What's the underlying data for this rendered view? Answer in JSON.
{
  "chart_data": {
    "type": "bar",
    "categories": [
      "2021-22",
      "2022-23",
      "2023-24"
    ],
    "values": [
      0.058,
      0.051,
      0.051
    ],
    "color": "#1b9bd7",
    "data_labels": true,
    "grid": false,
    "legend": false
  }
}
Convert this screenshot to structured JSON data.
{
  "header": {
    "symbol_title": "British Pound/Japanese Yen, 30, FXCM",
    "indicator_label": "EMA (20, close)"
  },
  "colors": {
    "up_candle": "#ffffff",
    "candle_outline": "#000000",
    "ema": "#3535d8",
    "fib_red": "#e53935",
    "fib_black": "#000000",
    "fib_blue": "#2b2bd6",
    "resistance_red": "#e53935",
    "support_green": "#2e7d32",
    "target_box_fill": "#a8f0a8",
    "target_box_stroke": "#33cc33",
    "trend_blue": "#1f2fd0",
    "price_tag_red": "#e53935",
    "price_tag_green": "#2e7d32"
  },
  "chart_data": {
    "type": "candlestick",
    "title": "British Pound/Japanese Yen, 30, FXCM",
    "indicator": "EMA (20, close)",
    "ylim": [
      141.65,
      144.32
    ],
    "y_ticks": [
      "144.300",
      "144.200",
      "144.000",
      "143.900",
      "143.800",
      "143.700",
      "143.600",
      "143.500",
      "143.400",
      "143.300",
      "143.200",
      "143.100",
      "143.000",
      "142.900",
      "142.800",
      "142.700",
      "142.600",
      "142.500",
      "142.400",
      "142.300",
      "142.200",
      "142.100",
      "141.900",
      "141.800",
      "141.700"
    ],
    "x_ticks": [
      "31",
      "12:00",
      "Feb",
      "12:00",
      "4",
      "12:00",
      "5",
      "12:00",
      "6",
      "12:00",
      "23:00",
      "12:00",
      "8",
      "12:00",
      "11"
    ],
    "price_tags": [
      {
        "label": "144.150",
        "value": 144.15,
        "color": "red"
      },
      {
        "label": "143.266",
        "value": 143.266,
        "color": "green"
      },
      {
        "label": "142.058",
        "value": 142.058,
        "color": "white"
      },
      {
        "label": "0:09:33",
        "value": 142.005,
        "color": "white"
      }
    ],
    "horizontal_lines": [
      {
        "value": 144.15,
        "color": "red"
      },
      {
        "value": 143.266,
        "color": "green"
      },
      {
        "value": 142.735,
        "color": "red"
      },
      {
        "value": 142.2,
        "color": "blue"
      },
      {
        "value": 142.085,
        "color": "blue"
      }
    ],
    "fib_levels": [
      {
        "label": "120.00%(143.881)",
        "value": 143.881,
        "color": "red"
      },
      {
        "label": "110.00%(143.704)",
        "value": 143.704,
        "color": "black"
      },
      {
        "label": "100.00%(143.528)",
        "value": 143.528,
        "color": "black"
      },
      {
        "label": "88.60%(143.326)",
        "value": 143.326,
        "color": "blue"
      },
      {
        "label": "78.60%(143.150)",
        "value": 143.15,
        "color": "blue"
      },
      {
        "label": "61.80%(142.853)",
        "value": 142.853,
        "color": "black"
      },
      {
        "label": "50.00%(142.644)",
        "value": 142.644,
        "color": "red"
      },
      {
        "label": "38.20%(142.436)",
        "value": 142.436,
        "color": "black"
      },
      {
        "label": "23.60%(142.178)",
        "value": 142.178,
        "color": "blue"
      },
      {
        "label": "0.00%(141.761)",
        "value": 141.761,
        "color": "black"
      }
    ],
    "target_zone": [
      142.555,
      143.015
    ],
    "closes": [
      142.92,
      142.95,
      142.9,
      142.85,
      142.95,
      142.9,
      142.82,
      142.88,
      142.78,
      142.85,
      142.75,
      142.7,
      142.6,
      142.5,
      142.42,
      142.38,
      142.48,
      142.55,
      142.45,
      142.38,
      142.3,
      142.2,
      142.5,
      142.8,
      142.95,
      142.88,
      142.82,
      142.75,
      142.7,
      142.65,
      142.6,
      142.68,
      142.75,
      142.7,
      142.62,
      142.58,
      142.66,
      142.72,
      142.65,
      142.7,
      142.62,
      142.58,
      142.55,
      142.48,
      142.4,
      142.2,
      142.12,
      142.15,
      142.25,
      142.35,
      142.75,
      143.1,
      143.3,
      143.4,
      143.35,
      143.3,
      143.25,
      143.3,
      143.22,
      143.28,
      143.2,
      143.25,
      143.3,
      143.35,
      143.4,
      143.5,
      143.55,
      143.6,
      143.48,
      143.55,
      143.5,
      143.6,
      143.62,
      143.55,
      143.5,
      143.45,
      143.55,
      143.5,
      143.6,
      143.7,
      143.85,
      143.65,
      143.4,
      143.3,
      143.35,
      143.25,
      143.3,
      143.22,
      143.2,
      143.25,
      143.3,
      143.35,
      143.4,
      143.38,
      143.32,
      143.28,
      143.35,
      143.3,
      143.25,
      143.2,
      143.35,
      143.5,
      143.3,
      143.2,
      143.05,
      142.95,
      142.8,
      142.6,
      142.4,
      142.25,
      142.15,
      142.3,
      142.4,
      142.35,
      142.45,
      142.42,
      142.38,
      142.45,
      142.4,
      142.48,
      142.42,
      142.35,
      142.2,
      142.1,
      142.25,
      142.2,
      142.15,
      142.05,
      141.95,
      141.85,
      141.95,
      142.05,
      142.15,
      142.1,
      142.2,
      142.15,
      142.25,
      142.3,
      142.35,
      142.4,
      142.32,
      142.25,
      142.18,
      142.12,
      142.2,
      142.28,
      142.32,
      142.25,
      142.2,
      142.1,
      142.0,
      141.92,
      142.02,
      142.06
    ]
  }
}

________

[Short exercise]
Transcribe each record exactly. Leave nothing out.

[Task solution]
What's the underlying data for this rendered view? Answer in JSON.
{
  "chart_data": {
    "type": "bar",
    "categories": [
      "2021-22",
      "2022-23",
      "2023-24"
    ],
    "values": [
      0.058,
      0.051,
      0.051
    ],
    "color": "#1b9bd7",
    "data_labels": true,
    "grid": false,
    "legend": false
  }
}
Convert this screenshot to structured JSON data.
{
  "header": {
    "symbol_title": "British Pound/Japanese Yen, 30, FXCM",
    "indicator_label": "EMA (20, close)"
  },
  "colors": {
    "up_candle": "#ffffff",
    "candle_outline": "#000000",
    "ema": "#3535d8",
    "fib_red": "#e53935",
    "fib_black": "#000000",
    "fib_blue": "#2b2bd6",
    "resistance_red": "#e53935",
    "support_green": "#2e7d32",
    "target_box_fill": "#a8f0a8",
    "target_box_stroke": "#33cc33",
    "trend_blue": "#1f2fd0",
    "price_tag_red": "#e53935",
    "price_tag_green": "#2e7d32"
  },
  "chart_data": {
    "type": "candlestick",
    "title": "British Pound/Japanese Yen, 30, FXCM",
    "indicator": "EMA (20, close)",
    "ylim": [
      141.65,
      144.32
    ],
    "y_ticks": [
      "144.300",
      "144.200",
      "144.000",
      "143.900",
      "143.800",
      "143.700",
      "143.600",
      "143.500",
      "143.400",
      "143.300",
      "143.200",
      "143.100",
      "143.000",
      "142.900",
      "142.800",
      "142.700",
      "142.600",
      "142.500",
      "142.400",
      "142.300",
      "142.200",
      "142.100",
      "141.900",
      "141.800",
      "141.700"
    ],
    "x_ticks": [
      "31",
      "12:00",
      "Feb",
      "12:00",
      "4",
      "12:00",
      "5",
      "12:00",
      "6",
      "12:00",
      "23:00",
      "12:00",
      "8",
      "12:00",
      "11"
    ],
    "price_tags": [
      {
        "label": "144.150",
        "value": 144.15,
        "color": "red"
      },
      {
        "label": "143.266",
        "value": 143.266,
        "color": "green"
      },
      {
        "label": "142.058",
        "value": 142.058,
        "color": "white"
      },
      {
        "label": "0:09:33",
        "value": 142.005,
        "color": "white"
      }
    ],
    "horizontal_lines": [
      {
        "value": 144.15,
        "color": "red"
      },
      {
        "value": 143.266,
        "color": "green"
      },
      {
        "value": 142.735,
        "color": "red"
      },
      {
        "value": 142.2,
        "color": "blue"
      },
      {
        "value": 142.085,
        "color": "blue"
      }
    ],
    "fib_levels": [
      {
        "label": "120.00%(143.881)",
        "value": 143.881,
        "color": "red"
      },
      {
        "label": "110.00%(143.704)",
        "value": 143.704,
        "color": "black"
      },
      {
        "label": "100.00%(143.528)",
        "value": 143.528,
        "color": "black"
      },
      {
        "label": "88.60%(143.326)",
        "value": 143.326,
        "color": "blue"
      },
      {
        "label": "78.60%(143.150)",
        "value": 143.15,
        "color": "blue"
      },
      {
        "label": "61.80%(142.853)",
        "value": 142.853,
        "color": "black"
      },
      {
        "label": "50.00%(142.644)",
        "value": 142.644,
        "color": "red"
      },
      {
        "label": "38.20%(142.436)",
        "value": 142.436,
        "color": "black"
      },
      {
        "label": "23.60%(142.178)",
        "value": 142.178,
        "color": "blue"
      },
      {
        "label": "0.00%(141.761)",
        "value": 141.761,
        "color": "black"
      }
    ],
    "target_zone": [
      142.555,
      143.015
    ],
    "closes": [
      142.92,
      142.95,
      142.9,
      142.85,
      142.95,
      142.9,
      142.82,
      142.88,
      142.78,
      142.85,
      142.75,
      142.7,
      142.6,
      142.5,
      142.42,
      142.38,
      142.48,
      142.55,
      142.45,
      142.38,
      142.3,
      142.2,
      142.5,
      142.8,
      142.95,
      142.88,
      142.82,
      142.75,
      142.7,
      142.65,
      142.6,
      142.68,
      142.75,
      142.7,
      142.62,
      142.58,
      142.66,
      142.72,
      142.65,
      142.7,
      142.62,
      142.58,
      142.55,
      142.48,
      142.4,
      142.2,
      142.12,
      142.15,
      142.25,
      142.35,
      142.75,
      143.1,
      143.3,
      143.4,
      143.35,
      143.3,
      143.25,
      143.3,
      143.22,
      143.28,
      143.2,
      143.25,
      143.3,
      143.35,
      143.4,
      143.5,
      143.55,
      143.6,
      143.48,
      143.55,
      143.5,
      143.6,
      143.62,
      143.55,
      143.5,
      143.45,
      143.55,
      143.5,
      143.6,
      143.7,
      143.85,
      143.65,
      143.4,
      143.3,
      143.35,
      143.25,
      143.3,
      143.22,
      143.2,
      143.25,
      143.3,
      143.35,
      143.4,
      143.38,
      143.32,
      143.28,
      143.35,
      143.3,
      143.25,
      143.2,
      143.35,
      143.5,
      143.3,
      143.2,
      143.05,
      142.95,
      142.8,
      142.6,
      142.4,
      142.25,
      142.15,
      142.3,
      142.4,
      142.35,
      142.45,
      142.42,
      142.38,
      142.45,
      142.4,
      142.48,
      142.42,
      142.35,
      142.2,
      142.1,
      142.25,
      142.2,
      142.15,
      142.05,
      141.95,
      141.85,
      141.95,
      142.05,
      142.15,
      142.1,
      142.2,
      142.15,
      142.25,
      142.3,
      142.35,
      142.4,
      142.32,
      142.25,
      142.18,
      142.12,
      142.2,
      142.28,
      142.32,
      142.25,
      142.2,
      142.1,
      142.0,
      141.92,
      142.02,
      142.06
    ]
  }
}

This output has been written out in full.